» **Record excerpts**
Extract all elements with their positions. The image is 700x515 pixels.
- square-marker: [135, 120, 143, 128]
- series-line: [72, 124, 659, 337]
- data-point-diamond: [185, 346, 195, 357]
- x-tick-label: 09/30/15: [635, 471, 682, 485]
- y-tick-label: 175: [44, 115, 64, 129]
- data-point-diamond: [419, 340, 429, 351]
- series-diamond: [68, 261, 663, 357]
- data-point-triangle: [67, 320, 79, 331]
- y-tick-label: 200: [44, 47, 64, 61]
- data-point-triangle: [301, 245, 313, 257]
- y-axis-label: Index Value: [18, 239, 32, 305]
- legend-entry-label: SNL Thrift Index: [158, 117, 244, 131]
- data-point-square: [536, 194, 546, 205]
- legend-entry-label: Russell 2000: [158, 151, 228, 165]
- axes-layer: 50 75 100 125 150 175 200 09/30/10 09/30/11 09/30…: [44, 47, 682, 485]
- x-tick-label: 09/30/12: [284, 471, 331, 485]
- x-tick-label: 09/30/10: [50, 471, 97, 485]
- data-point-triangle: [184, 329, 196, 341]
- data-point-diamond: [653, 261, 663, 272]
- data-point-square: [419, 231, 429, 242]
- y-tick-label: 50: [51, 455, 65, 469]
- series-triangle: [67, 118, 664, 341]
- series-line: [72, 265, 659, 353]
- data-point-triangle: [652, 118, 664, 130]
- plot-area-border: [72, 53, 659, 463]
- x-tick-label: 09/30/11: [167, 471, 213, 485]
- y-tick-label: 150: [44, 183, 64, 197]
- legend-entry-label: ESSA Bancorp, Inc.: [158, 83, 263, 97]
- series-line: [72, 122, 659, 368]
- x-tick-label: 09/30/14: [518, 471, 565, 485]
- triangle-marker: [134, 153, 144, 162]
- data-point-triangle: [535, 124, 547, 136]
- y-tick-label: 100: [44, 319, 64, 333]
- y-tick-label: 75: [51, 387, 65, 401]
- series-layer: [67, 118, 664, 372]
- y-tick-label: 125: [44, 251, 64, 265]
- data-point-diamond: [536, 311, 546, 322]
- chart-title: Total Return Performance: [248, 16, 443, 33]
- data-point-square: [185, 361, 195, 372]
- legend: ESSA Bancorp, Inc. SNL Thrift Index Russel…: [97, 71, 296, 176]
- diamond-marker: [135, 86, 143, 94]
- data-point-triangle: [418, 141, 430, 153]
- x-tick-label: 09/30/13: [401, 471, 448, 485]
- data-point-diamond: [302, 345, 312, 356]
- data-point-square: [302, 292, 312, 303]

» **Written task**
Rewrite the data above with "Total Return Performance" changed to "Cumulative Total Return" and everything else left the same.

» **Finished answer**
Extract all elements with their positions. The image is 700x515 pixels.
- square-marker: [135, 120, 143, 128]
- series-line: [72, 124, 659, 337]
- data-point-diamond: [185, 346, 195, 357]
- x-tick-label: 09/30/15: [635, 471, 682, 485]
- y-tick-label: 175: [44, 115, 64, 129]
- data-point-diamond: [419, 340, 429, 351]
- series-diamond: [68, 261, 663, 357]
- data-point-triangle: [67, 320, 79, 331]
- y-tick-label: 200: [44, 47, 64, 61]
- data-point-triangle: [301, 245, 313, 257]
- y-axis-label: Index Value: [18, 239, 32, 305]
- legend-entry-label: SNL Thrift Index: [158, 117, 244, 131]
- data-point-square: [536, 194, 546, 205]
- legend-entry-label: Russell 2000: [158, 151, 228, 165]
- axes-layer: 50 75 100 125 150 175 200 09/30/10 09/30/11 09/30…: [44, 47, 682, 485]
- x-tick-label: 09/30/12: [284, 471, 331, 485]
- x-tick-label: 09/30/10: [50, 471, 97, 485]
- data-point-triangle: [184, 329, 196, 341]
- data-point-diamond: [653, 261, 663, 272]
- data-point-square: [419, 231, 429, 242]
- y-tick-label: 50: [51, 455, 65, 469]
- series-triangle: [67, 118, 664, 341]
- series-line: [72, 265, 659, 353]
- data-point-triangle: [652, 118, 664, 130]
- plot-area-border: [72, 53, 659, 463]
- x-tick-label: 09/30/11: [167, 471, 213, 485]
- y-tick-label: 150: [44, 183, 64, 197]
- legend-entry-label: ESSA Bancorp, Inc.: [158, 83, 263, 97]
- series-line: [72, 122, 659, 368]
- x-tick-label: 09/30/14: [518, 471, 565, 485]
- triangle-marker: [134, 153, 144, 162]
- data-point-triangle: [535, 124, 547, 136]
- y-tick-label: 100: [44, 319, 64, 333]
- y-tick-label: 75: [51, 387, 65, 401]
- series-layer: [67, 118, 664, 372]
- y-tick-label: 125: [44, 251, 64, 265]
- data-point-diamond: [536, 311, 546, 322]
- chart-title: Cumulative Total Return: [248, 16, 443, 33]
- data-point-square: [185, 361, 195, 372]
- legend: ESSA Bancorp, Inc. SNL Thrift Index Russel…: [97, 71, 296, 176]
- diamond-marker: [135, 86, 143, 94]
- data-point-triangle: [418, 141, 430, 153]
- x-tick-label: 09/30/13: [401, 471, 448, 485]
- data-point-diamond: [302, 345, 312, 356]
- data-point-square: [302, 292, 312, 303]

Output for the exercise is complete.